→ Problem:
In the material below, find each line holding the string "subtitle" and copy it.

→ Material provided:
==================================================
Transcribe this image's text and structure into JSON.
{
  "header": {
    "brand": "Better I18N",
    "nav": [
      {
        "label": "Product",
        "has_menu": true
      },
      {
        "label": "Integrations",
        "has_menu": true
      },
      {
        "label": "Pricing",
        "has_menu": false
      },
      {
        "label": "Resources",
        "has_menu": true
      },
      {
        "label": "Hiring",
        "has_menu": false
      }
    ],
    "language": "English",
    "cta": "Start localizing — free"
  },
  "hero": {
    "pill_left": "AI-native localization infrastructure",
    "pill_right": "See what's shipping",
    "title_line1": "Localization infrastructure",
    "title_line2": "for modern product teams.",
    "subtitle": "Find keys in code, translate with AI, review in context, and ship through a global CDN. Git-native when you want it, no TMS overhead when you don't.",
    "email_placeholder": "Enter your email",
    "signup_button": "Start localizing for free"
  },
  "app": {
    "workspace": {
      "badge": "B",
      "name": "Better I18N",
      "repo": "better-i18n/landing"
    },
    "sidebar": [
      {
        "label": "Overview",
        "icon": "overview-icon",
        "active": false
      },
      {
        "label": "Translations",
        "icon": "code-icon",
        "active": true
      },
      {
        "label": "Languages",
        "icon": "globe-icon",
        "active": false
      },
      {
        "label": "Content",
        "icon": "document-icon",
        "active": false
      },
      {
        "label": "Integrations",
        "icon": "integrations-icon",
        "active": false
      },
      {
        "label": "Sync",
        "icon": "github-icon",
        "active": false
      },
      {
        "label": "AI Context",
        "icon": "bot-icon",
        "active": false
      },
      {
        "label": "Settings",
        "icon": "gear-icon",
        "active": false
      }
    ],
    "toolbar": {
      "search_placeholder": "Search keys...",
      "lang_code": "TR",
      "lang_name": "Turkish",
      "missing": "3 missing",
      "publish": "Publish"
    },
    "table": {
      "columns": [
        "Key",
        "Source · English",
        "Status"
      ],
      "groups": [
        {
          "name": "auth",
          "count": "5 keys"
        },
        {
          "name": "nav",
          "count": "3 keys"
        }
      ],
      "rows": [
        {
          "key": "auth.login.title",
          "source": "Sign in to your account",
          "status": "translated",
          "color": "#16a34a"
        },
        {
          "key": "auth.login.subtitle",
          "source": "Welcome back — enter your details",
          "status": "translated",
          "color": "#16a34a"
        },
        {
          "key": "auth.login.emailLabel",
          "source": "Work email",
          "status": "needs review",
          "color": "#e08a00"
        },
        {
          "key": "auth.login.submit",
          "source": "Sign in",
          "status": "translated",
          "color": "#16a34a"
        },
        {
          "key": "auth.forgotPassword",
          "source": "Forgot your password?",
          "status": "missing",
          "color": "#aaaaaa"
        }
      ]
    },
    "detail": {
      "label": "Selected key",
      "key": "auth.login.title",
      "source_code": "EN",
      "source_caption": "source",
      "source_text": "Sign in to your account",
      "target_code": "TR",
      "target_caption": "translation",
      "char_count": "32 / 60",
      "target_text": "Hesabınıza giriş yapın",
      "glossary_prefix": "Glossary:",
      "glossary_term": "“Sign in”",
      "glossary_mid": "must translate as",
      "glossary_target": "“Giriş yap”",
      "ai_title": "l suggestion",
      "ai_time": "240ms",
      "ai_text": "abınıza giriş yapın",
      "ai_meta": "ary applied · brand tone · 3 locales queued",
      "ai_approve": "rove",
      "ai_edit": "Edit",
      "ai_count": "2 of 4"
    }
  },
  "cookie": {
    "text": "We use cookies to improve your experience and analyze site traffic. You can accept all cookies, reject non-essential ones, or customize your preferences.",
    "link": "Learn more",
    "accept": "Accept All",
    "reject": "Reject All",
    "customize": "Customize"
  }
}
==================================================
→ Solution below:
    "subtitle": "Find keys in code, translate with AI, review in context, and ship through a global CDN. Git-native when you want it, no TMS overhead when you don't.",
          "key": "auth.login.subtitle",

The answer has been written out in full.